== Dataset rows about figures ==
##########
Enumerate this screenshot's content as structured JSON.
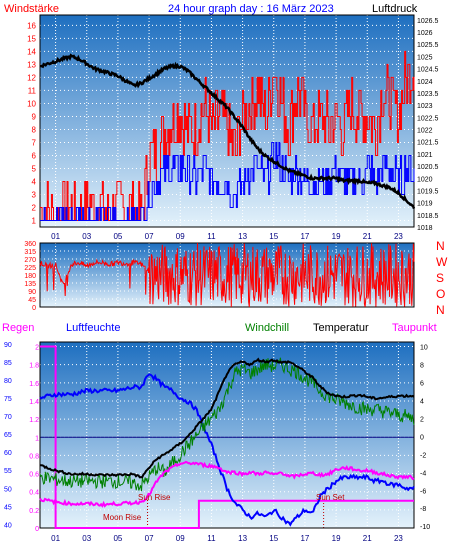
{
  "header": {
    "left_label": "Windstärke",
    "title": "24 hour graph day : 16 März 2023",
    "right_label": "Luftdruck"
  },
  "middle": {
    "compass": [
      "N",
      "W",
      "S",
      "O",
      "N"
    ]
  },
  "bottom_header": {
    "regen": "Regen",
    "luftfeuchte": "Luftfeuchte",
    "windchill": "Windchill",
    "temperatur": "Temperatur",
    "taupunkt": "Taupunkt"
  },
  "colors": {
    "wind_gust": "#ff0000",
    "wind_avg": "#0000ff",
    "pressure": "#000000",
    "direction": "#ff0000",
    "rain": "#ff00ff",
    "humidity": "#0000ff",
    "windchill": "#008000",
    "temperature": "#000000",
    "dewpoint": "#ff00ff",
    "sky_top": "#1e6fc0",
    "sky_bottom": "#e4f2fb"
  },
  "chart_data": [
    {
      "type": "line",
      "title": "24 hour graph day : 16 März 2023",
      "x_ticks": [
        "01",
        "03",
        "05",
        "07",
        "09",
        "11",
        "13",
        "15",
        "17",
        "19",
        "21",
        "23"
      ],
      "xlim": [
        0,
        24
      ],
      "y_left_label": "Windstärke",
      "y_left_ticks": [
        "1",
        "2",
        "3",
        "4",
        "5",
        "6",
        "7",
        "8",
        "9",
        "10",
        "11",
        "12",
        "13",
        "14",
        "15",
        "16"
      ],
      "y_left_lim": [
        0.5,
        16.8
      ],
      "y_right_label": "Luftdruck",
      "y_right_ticks": [
        "1018",
        "1018.5",
        "1019",
        "1019.5",
        "1020",
        "1020.5",
        "1021",
        "1021.5",
        "1022",
        "1022.5",
        "1023",
        "1023.5",
        "1024",
        "1024.5",
        "1025",
        "1025.5",
        "1026",
        "1026.5"
      ],
      "y_right_lim": [
        1018,
        1026.7
      ],
      "grid": true,
      "series": [
        {
          "name": "Luftdruck",
          "axis": "right",
          "x": [
            0,
            0.5,
            1,
            1.5,
            2,
            2.5,
            3,
            3.5,
            4,
            4.5,
            5,
            5.5,
            6,
            6.5,
            7,
            7.5,
            8,
            8.5,
            9,
            9.5,
            10,
            10.5,
            11,
            11.5,
            12,
            12.5,
            13,
            13.5,
            14,
            14.5,
            15,
            15.5,
            16,
            16.5,
            17,
            17.5,
            18,
            18.5,
            19,
            19.5,
            20,
            20.5,
            21,
            21.5,
            22,
            22.5,
            23,
            23.5,
            24
          ],
          "values": [
            1024.6,
            1024.7,
            1024.8,
            1024.9,
            1025.0,
            1024.9,
            1024.7,
            1024.5,
            1024.4,
            1024.3,
            1024.2,
            1024.0,
            1023.8,
            1023.9,
            1024.1,
            1024.3,
            1024.5,
            1024.6,
            1024.6,
            1024.4,
            1024.1,
            1023.8,
            1023.5,
            1023.2,
            1022.9,
            1022.5,
            1022.1,
            1021.6,
            1021.2,
            1020.9,
            1020.7,
            1020.5,
            1020.3,
            1020.2,
            1020.1,
            1020.0,
            1020.0,
            1020.0,
            1020.0,
            1019.9,
            1019.9,
            1019.9,
            1019.8,
            1019.8,
            1019.7,
            1019.6,
            1019.4,
            1019.1,
            1018.8
          ]
        },
        {
          "name": "Windböen",
          "axis": "left",
          "x": [
            0,
            0.5,
            1,
            1.5,
            2,
            2.5,
            3,
            3.5,
            4,
            4.5,
            5,
            5.5,
            6,
            6.5,
            7,
            7.5,
            8,
            8.5,
            9,
            9.5,
            10,
            10.5,
            11,
            11.5,
            12,
            12.5,
            13,
            13.5,
            14,
            14.5,
            15,
            15.5,
            16,
            16.5,
            17,
            17.5,
            18,
            18.5,
            19,
            19.5,
            20,
            20.5,
            21,
            21.5,
            22,
            22.5,
            23,
            23.5,
            24
          ],
          "values": [
            2,
            2,
            1,
            2,
            2,
            1,
            2,
            2,
            2,
            1,
            2,
            2,
            2,
            1,
            6,
            6,
            8,
            9,
            9,
            8,
            8,
            10,
            8,
            9,
            8,
            6,
            9,
            10,
            11,
            9,
            13,
            10,
            8,
            11,
            9,
            8,
            9,
            8,
            9,
            8,
            10,
            9,
            9,
            8,
            11,
            10,
            9,
            12,
            13
          ]
        },
        {
          "name": "Windmittel",
          "axis": "left",
          "x": [
            0,
            0.5,
            1,
            1.5,
            2,
            2.5,
            3,
            3.5,
            4,
            4.5,
            5,
            5.5,
            6,
            6.5,
            7,
            7.5,
            8,
            8.5,
            9,
            9.5,
            10,
            10.5,
            11,
            11.5,
            12,
            12.5,
            13,
            13.5,
            14,
            14.5,
            15,
            15.5,
            16,
            16.5,
            17,
            17.5,
            18,
            18.5,
            19,
            19.5,
            20,
            20.5,
            21,
            21.5,
            22,
            22.5,
            23,
            23.5,
            24
          ],
          "values": [
            1,
            1,
            1,
            1,
            1,
            1,
            1,
            1,
            1,
            1,
            1,
            1,
            1,
            1,
            3,
            4,
            5,
            5,
            5,
            5,
            4,
            5,
            4,
            4,
            4,
            3,
            4,
            5,
            5,
            4,
            6,
            5,
            4,
            5,
            4,
            4,
            4,
            4,
            5,
            4,
            4,
            4,
            5,
            4,
            5,
            5,
            4,
            5,
            5
          ]
        }
      ]
    },
    {
      "type": "line",
      "y_left_ticks": [
        "0",
        "45",
        "90",
        "135",
        "180",
        "225",
        "270",
        "315",
        "360"
      ],
      "y_left_lim": [
        0,
        360
      ],
      "xlim": [
        0,
        24
      ],
      "grid": true,
      "compass_labels": [
        "N",
        "W",
        "S",
        "O",
        "N"
      ],
      "series": [
        {
          "name": "Windrichtung",
          "x": [
            0,
            0.5,
            1,
            1.5,
            2,
            2.5,
            3,
            3.5,
            4,
            4.5,
            5,
            5.5,
            6,
            6.5,
            7,
            7.5,
            8,
            8.5,
            9,
            9.5,
            10,
            10.5,
            11,
            11.5,
            12,
            12.5,
            13,
            13.5,
            14,
            14.5,
            15,
            15.5,
            16,
            16.5,
            17,
            17.5,
            18,
            18.5,
            19,
            19.5,
            20,
            20.5,
            21,
            21.5,
            22,
            22.5,
            23,
            23.5,
            24
          ],
          "values": [
            250,
            230,
            240,
            120,
            240,
            250,
            230,
            250,
            250,
            240,
            250,
            245,
            250,
            240,
            200,
            60,
            300,
            20,
            270,
            60,
            300,
            100,
            280,
            40,
            300,
            80,
            260,
            30,
            310,
            70,
            280,
            20,
            300,
            90,
            260,
            50,
            300,
            110,
            270,
            40,
            290,
            80,
            300,
            60,
            260,
            30,
            280,
            100,
            300
          ]
        }
      ]
    },
    {
      "type": "line",
      "x_ticks": [
        "01",
        "03",
        "05",
        "07",
        "09",
        "11",
        "13",
        "15",
        "17",
        "19",
        "21",
        "23"
      ],
      "xlim": [
        0,
        24
      ],
      "y_regen_ticks": [
        "0",
        "0.2",
        "0.4",
        "0.6",
        "0.8",
        "1",
        "1.2",
        "1.4",
        "1.6",
        "1.8",
        "2"
      ],
      "y_regen_lim": [
        0,
        2.05
      ],
      "y_luftfeuchte_ticks": [
        "40",
        "45",
        "50",
        "55",
        "60",
        "65",
        "70",
        "75",
        "80",
        "85",
        "90"
      ],
      "y_luftfeuchte_lim": [
        39,
        90.5
      ],
      "y_temp_ticks": [
        "-10",
        "-8",
        "-6",
        "-4",
        "-2",
        "0",
        "2",
        "4",
        "6",
        "8",
        "10"
      ],
      "y_temp_lim": [
        -10.2,
        10.5
      ],
      "annotations": [
        {
          "text": "Moon Rise",
          "x": 6.9
        },
        {
          "text": "Sun Rise",
          "x": 6.9
        },
        {
          "text": "Sun Set",
          "x": 18.2
        }
      ],
      "grid": true,
      "series": [
        {
          "name": "Luftfeuchte",
          "axis": "luftfeuchte",
          "x": [
            0,
            1,
            2,
            3,
            4,
            5,
            6,
            6.5,
            7,
            7.5,
            8,
            8.5,
            9,
            9.5,
            10,
            10.5,
            11,
            11.5,
            12,
            12.5,
            13,
            13.5,
            14,
            14.5,
            15,
            15.5,
            16,
            16.5,
            17,
            17.5,
            18,
            18.5,
            19,
            19.5,
            20,
            20.5,
            21,
            21.5,
            22,
            22.5,
            23,
            23.5,
            24
          ],
          "values": [
            75,
            76,
            76,
            77,
            77,
            77,
            78,
            78,
            82,
            80,
            78,
            77,
            75,
            74,
            72,
            67,
            62,
            56,
            50,
            46,
            44,
            42,
            43,
            42,
            44,
            42,
            40,
            42,
            44,
            43,
            48,
            50,
            52,
            53,
            53,
            53,
            53,
            52,
            52,
            51,
            51,
            50,
            50
          ]
        },
        {
          "name": "Windchill",
          "axis": "temp",
          "x": [
            0,
            1,
            2,
            3,
            4,
            5,
            6,
            6.5,
            7,
            7.5,
            8,
            8.5,
            9,
            9.5,
            10,
            10.5,
            11,
            11.5,
            12,
            12.5,
            13,
            13.5,
            14,
            14.5,
            15,
            15.5,
            16,
            16.5,
            17,
            17.5,
            18,
            18.5,
            19,
            19.5,
            20,
            20.5,
            21,
            21.5,
            22,
            22.5,
            23,
            23.5,
            24
          ],
          "values": [
            -4.5,
            -4.8,
            -5,
            -5,
            -5,
            -5,
            -5.2,
            -5.5,
            -4.5,
            -3.5,
            -4,
            -3,
            -2,
            -1,
            0,
            1,
            2,
            3,
            5,
            7,
            7.5,
            7,
            7.5,
            8,
            7.8,
            8,
            7.5,
            7.2,
            6.5,
            6,
            5,
            4.5,
            4,
            3.8,
            3.5,
            3.2,
            3,
            3,
            2.8,
            2.6,
            2.4,
            2.2,
            2
          ]
        },
        {
          "name": "Temperatur",
          "axis": "temp",
          "x": [
            0,
            1,
            2,
            3,
            4,
            5,
            6,
            6.5,
            7,
            7.5,
            8,
            8.5,
            9,
            9.5,
            10,
            10.5,
            11,
            11.5,
            12,
            12.5,
            13,
            13.5,
            14,
            14.5,
            15,
            15.5,
            16,
            16.5,
            17,
            17.5,
            18,
            18.5,
            19,
            19.5,
            20,
            20.5,
            21,
            21.5,
            22,
            22.5,
            23,
            23.5,
            24
          ],
          "values": [
            -3.2,
            -3.8,
            -4.2,
            -4.2,
            -4.3,
            -4.3,
            -4.2,
            -4.6,
            -3.5,
            -2.5,
            -2,
            -1.4,
            -0.8,
            0,
            1,
            2,
            3,
            5,
            7,
            8,
            8.3,
            8,
            8.5,
            8.3,
            8.5,
            8.2,
            8.3,
            7.8,
            7.2,
            6.5,
            5.5,
            4.8,
            4.5,
            4.4,
            4.5,
            4.6,
            4.4,
            4.2,
            4.3,
            4.4,
            4.5,
            4.5,
            4.5
          ]
        },
        {
          "name": "Taupunkt",
          "axis": "temp",
          "x": [
            0,
            1,
            2,
            3,
            4,
            5,
            6,
            6.5,
            7,
            7.5,
            8,
            8.5,
            9,
            9.5,
            10,
            10.5,
            11,
            11.5,
            12,
            12.5,
            13,
            13.5,
            14,
            14.5,
            15,
            15.5,
            16,
            16.5,
            17,
            17.5,
            18,
            18.5,
            19,
            19.5,
            20,
            20.5,
            21,
            21.5,
            22,
            22.5,
            23,
            23.5,
            24
          ],
          "values": [
            -7,
            -7.3,
            -7.5,
            -7.5,
            -7.6,
            -7.5,
            -7.4,
            -7.3,
            -6.5,
            -5,
            -4,
            -3.5,
            -3,
            -3,
            -3,
            -3.2,
            -3.3,
            -3.5,
            -4,
            -4,
            -4.2,
            -4,
            -4.2,
            -4,
            -4.3,
            -4,
            -4.5,
            -4.4,
            -4.2,
            -4.1,
            -4.3,
            -4.2,
            -3.7,
            -3.5,
            -3.6,
            -3.8,
            -3.8,
            -4,
            -4.2,
            -4.4,
            -4.5,
            -4.5,
            -4.6
          ]
        },
        {
          "name": "Regen",
          "axis": "regen",
          "x": [
            0,
            1,
            1,
            6.9,
            6.9,
            10.2,
            10.2,
            18.2,
            18.2,
            24
          ],
          "values": [
            2,
            2,
            0,
            0,
            0,
            0,
            0.3,
            0.3,
            0.3,
            0.3
          ]
        }
      ]
    }
  ]
}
##########
== WHAT IS BEING ASKED ==
State the number of lines above that hold the string "hour", with nothing added.

== ANSWER FOR THIS EXERCISE ==
2